** What to produce **
Print all entries word for word.

(begin)

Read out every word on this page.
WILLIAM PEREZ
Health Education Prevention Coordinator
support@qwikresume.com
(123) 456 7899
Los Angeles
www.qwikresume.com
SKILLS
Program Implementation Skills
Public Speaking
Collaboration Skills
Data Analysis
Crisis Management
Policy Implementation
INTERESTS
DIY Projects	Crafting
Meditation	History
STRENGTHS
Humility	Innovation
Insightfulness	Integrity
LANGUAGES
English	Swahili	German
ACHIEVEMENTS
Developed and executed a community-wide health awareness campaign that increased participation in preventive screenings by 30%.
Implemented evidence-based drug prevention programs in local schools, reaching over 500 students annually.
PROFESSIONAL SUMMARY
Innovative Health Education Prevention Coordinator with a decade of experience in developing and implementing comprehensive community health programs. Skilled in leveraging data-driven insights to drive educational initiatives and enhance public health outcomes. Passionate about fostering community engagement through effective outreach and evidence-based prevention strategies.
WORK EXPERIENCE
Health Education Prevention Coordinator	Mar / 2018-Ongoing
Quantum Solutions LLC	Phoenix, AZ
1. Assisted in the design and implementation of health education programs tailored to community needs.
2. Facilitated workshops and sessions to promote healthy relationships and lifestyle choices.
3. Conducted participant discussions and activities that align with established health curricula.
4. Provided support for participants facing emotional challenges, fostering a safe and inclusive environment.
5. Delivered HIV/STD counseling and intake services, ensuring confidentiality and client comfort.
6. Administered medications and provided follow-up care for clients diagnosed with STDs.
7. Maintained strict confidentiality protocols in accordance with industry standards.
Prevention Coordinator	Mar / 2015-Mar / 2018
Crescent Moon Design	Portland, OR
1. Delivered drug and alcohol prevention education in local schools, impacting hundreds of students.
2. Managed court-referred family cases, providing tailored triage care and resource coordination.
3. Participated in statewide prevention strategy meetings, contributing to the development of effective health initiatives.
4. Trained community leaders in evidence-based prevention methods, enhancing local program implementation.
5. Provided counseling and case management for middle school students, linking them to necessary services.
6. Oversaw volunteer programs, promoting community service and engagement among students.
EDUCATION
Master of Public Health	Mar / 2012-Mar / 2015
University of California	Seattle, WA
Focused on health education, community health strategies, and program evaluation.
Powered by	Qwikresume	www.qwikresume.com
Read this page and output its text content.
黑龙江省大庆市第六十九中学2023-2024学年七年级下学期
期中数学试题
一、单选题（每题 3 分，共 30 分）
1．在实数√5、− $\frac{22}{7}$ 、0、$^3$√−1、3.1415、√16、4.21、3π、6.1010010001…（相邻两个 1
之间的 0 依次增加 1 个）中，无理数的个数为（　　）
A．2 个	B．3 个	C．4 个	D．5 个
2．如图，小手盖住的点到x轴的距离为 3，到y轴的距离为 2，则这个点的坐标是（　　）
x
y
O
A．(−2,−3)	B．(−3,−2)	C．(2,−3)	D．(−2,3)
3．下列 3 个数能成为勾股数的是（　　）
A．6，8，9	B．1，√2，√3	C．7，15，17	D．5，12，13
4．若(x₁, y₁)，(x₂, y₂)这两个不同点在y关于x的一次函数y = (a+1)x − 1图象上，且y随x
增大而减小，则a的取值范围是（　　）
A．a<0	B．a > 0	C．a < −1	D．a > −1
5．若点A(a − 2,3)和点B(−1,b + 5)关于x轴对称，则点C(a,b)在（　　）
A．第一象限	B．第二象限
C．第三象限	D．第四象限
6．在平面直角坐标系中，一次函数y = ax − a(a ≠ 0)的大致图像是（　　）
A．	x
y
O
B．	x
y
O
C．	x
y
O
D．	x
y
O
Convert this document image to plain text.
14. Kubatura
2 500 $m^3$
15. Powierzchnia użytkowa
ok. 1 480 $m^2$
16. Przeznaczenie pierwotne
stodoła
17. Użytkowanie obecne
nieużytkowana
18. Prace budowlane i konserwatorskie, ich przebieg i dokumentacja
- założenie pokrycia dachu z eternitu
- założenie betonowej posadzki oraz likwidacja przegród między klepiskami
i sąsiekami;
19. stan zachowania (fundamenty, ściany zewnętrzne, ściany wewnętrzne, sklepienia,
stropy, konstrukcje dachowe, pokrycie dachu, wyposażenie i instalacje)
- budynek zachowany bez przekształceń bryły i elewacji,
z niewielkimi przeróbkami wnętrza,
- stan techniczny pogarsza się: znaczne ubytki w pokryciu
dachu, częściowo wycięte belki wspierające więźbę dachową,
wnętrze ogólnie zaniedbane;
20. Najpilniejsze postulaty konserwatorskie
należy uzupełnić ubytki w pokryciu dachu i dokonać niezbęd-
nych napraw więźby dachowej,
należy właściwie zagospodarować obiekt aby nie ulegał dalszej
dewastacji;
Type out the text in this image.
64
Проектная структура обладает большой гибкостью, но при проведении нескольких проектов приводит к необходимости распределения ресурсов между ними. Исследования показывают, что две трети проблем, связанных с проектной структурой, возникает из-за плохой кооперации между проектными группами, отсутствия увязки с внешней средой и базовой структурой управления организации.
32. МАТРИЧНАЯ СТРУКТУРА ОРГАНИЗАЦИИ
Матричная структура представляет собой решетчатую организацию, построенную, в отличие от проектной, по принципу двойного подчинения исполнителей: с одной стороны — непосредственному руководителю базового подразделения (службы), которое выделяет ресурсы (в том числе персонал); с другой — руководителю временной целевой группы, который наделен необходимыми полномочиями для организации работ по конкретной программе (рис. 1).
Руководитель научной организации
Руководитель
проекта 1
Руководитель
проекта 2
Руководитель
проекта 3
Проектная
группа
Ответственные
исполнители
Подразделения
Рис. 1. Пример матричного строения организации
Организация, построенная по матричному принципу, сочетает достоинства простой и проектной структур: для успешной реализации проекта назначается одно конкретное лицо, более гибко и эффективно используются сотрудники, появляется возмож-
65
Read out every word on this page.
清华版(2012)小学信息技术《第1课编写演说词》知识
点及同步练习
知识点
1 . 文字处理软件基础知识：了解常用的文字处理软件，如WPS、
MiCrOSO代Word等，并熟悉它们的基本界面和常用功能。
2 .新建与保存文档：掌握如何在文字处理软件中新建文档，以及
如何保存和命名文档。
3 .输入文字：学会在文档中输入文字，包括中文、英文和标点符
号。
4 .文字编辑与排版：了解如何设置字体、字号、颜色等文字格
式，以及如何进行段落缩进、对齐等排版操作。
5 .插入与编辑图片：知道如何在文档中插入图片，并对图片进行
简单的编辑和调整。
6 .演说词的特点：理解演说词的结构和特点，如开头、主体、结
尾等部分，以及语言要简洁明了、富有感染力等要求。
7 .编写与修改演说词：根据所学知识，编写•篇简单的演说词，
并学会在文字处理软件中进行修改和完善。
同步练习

(end)

** Written response **
Read out every word on this page.
WILLIAM PEREZ
Health Education Prevention Coordinator
support@qwikresume.com
(123) 456 7899
Los Angeles
www.qwikresume.com
SKILLS
Program Implementation Skills
Public Speaking
Collaboration Skills
Data Analysis
Crisis Management
Policy Implementation
INTERESTS
DIY Projects	Crafting
Meditation	History
STRENGTHS
Humility	Innovation
Insightfulness	Integrity
LANGUAGES
English	Swahili	German
ACHIEVEMENTS
Developed and executed a community-wide health awareness campaign that increased participation in preventive screenings by 30%.
Implemented evidence-based drug prevention programs in local schools, reaching over 500 students annually.
PROFESSIONAL SUMMARY
Innovative Health Education Prevention Coordinator with a decade of experience in developing and implementing comprehensive community health programs. Skilled in leveraging data-driven insights to drive educational initiatives and enhance public health outcomes. Passionate about fostering community engagement through effective outreach and evidence-based prevention strategies.
WORK EXPERIENCE
Health Education Prevention Coordinator	Mar / 2018-Ongoing
Quantum Solutions LLC	Phoenix, AZ
1. Assisted in the design and implementation of health education programs tailored to community needs.
2. Facilitated workshops and sessions to promote healthy relationships and lifestyle choices.
3. Conducted participant discussions and activities that align with established health curricula.
4. Provided support for participants facing emotional challenges, fostering a safe and inclusive environment.
5. Delivered HIV/STD counseling and intake services, ensuring confidentiality and client comfort.
6. Administered medications and provided follow-up care for clients diagnosed with STDs.
7. Maintained strict confidentiality protocols in accordance with industry standards.
Prevention Coordinator	Mar / 2015-Mar / 2018
Crescent Moon Design	Portland, OR
1. Delivered drug and alcohol prevention education in local schools, impacting hundreds of students.
2. Managed court-referred family cases, providing tailored triage care and resource coordination.
3. Participated in statewide prevention strategy meetings, contributing to the development of effective health initiatives.
4. Trained community leaders in evidence-based prevention methods, enhancing local program implementation.
5. Provided counseling and case management for middle school students, linking them to necessary services.
6. Oversaw volunteer programs, promoting community service and engagement among students.
EDUCATION
Master of Public Health	Mar / 2012-Mar / 2015
University of California	Seattle, WA
Focused on health education, community health strategies, and program evaluation.
Powered by	Qwikresume	www.qwikresume.com
Read this page and output its text content.
黑龙江省大庆市第六十九中学2023-2024学年七年级下学期
期中数学试题
一、单选题（每题 3 分，共 30 分）
1．在实数√5、− $\frac{22}{7}$ 、0、$^3$√−1、3.1415、√16、4.21、3π、6.1010010001…（相邻两个 1
之间的 0 依次增加 1 个）中，无理数的个数为（　　）
A．2 个	B．3 个	C．4 个	D．5 个
2．如图，小手盖住的点到x轴的距离为 3，到y轴的距离为 2，则这个点的坐标是（　　）
x
y
O
A．(−2,−3)	B．(−3,−2)	C．(2,−3)	D．(−2,3)
3．下列 3 个数能成为勾股数的是（　　）
A．6，8，9	B．1，√2，√3	C．7，15，17	D．5，12，13
4．若(x₁, y₁)，(x₂, y₂)这两个不同点在y关于x的一次函数y = (a+1)x − 1图象上，且y随x
增大而减小，则a的取值范围是（　　）
A．a<0	B．a > 0	C．a < −1	D．a > −1
5．若点A(a − 2,3)和点B(−1,b + 5)关于x轴对称，则点C(a,b)在（　　）
A．第一象限	B．第二象限
C．第三象限	D．第四象限
6．在平面直角坐标系中，一次函数y = ax − a(a ≠ 0)的大致图像是（　　）
A．	x
y
O
B．	x
y
O
C．	x
y
O
D．	x
y
O
Convert this document image to plain text.
14. Kubatura
2 500 $m^3$
15. Powierzchnia użytkowa
ok. 1 480 $m^2$
16. Przeznaczenie pierwotne
stodoła
17. Użytkowanie obecne
nieużytkowana
18. Prace budowlane i konserwatorskie, ich przebieg i dokumentacja
- założenie pokrycia dachu z eternitu
- założenie betonowej posadzki oraz likwidacja przegród między klepiskami
i sąsiekami;
19. stan zachowania (fundamenty, ściany zewnętrzne, ściany wewnętrzne, sklepienia,
stropy, konstrukcje dachowe, pokrycie dachu, wyposażenie i instalacje)
- budynek zachowany bez przekształceń bryły i elewacji,
z niewielkimi przeróbkami wnętrza,
- stan techniczny pogarsza się: znaczne ubytki w pokryciu
dachu, częściowo wycięte belki wspierające więźbę dachową,
wnętrze ogólnie zaniedbane;
20. Najpilniejsze postulaty konserwatorskie
należy uzupełnić ubytki w pokryciu dachu i dokonać niezbęd-
nych napraw więźby dachowej,
należy właściwie zagospodarować obiekt aby nie ulegał dalszej
dewastacji;
Type out the text in this image.
64
Проектная структура обладает большой гибкостью, но при проведении нескольких проектов приводит к необходимости распределения ресурсов между ними. Исследования показывают, что две трети проблем, связанных с проектной структурой, возникает из-за плохой кооперации между проектными группами, отсутствия увязки с внешней средой и базовой структурой управления организации.
32. МАТРИЧНАЯ СТРУКТУРА ОРГАНИЗАЦИИ
Матричная структура представляет собой решетчатую организацию, построенную, в отличие от проектной, по принципу двойного подчинения исполнителей: с одной стороны — непосредственному руководителю базового подразделения (службы), которое выделяет ресурсы (в том числе персонал); с другой — руководителю временной целевой группы, который наделен необходимыми полномочиями для организации работ по конкретной программе (рис. 1).
Руководитель научной организации
Руководитель
проекта 1
Руководитель
проекта 2
Руководитель
проекта 3
Проектная
группа
Ответственные
исполнители
Подразделения
Рис. 1. Пример матричного строения организации
Организация, построенная по матричному принципу, сочетает достоинства простой и проектной структур: для успешной реализации проекта назначается одно конкретное лицо, более гибко и эффективно используются сотрудники, появляется возмож-
65
Read out every word on this page.
清华版(2012)小学信息技术《第1课编写演说词》知识
点及同步练习
知识点
1 . 文字处理软件基础知识：了解常用的文字处理软件，如WPS、
MiCrOSO代Word等，并熟悉它们的基本界面和常用功能。
2 .新建与保存文档：掌握如何在文字处理软件中新建文档，以及
如何保存和命名文档。
3 .输入文字：学会在文档中输入文字，包括中文、英文和标点符
号。
4 .文字编辑与排版：了解如何设置字体、字号、颜色等文字格
式，以及如何进行段落缩进、对齐等排版操作。
5 .插入与编辑图片：知道如何在文档中插入图片，并对图片进行
简单的编辑和调整。
6 .演说词的特点：理解演说词的结构和特点，如开头、主体、结
尾等部分，以及语言要简洁明了、富有感染力等要求。
7 .编写与修改演说词：根据所学知识，编写•篇简单的演说词，
并学会在文字处理软件中进行修改和完善。
同步练习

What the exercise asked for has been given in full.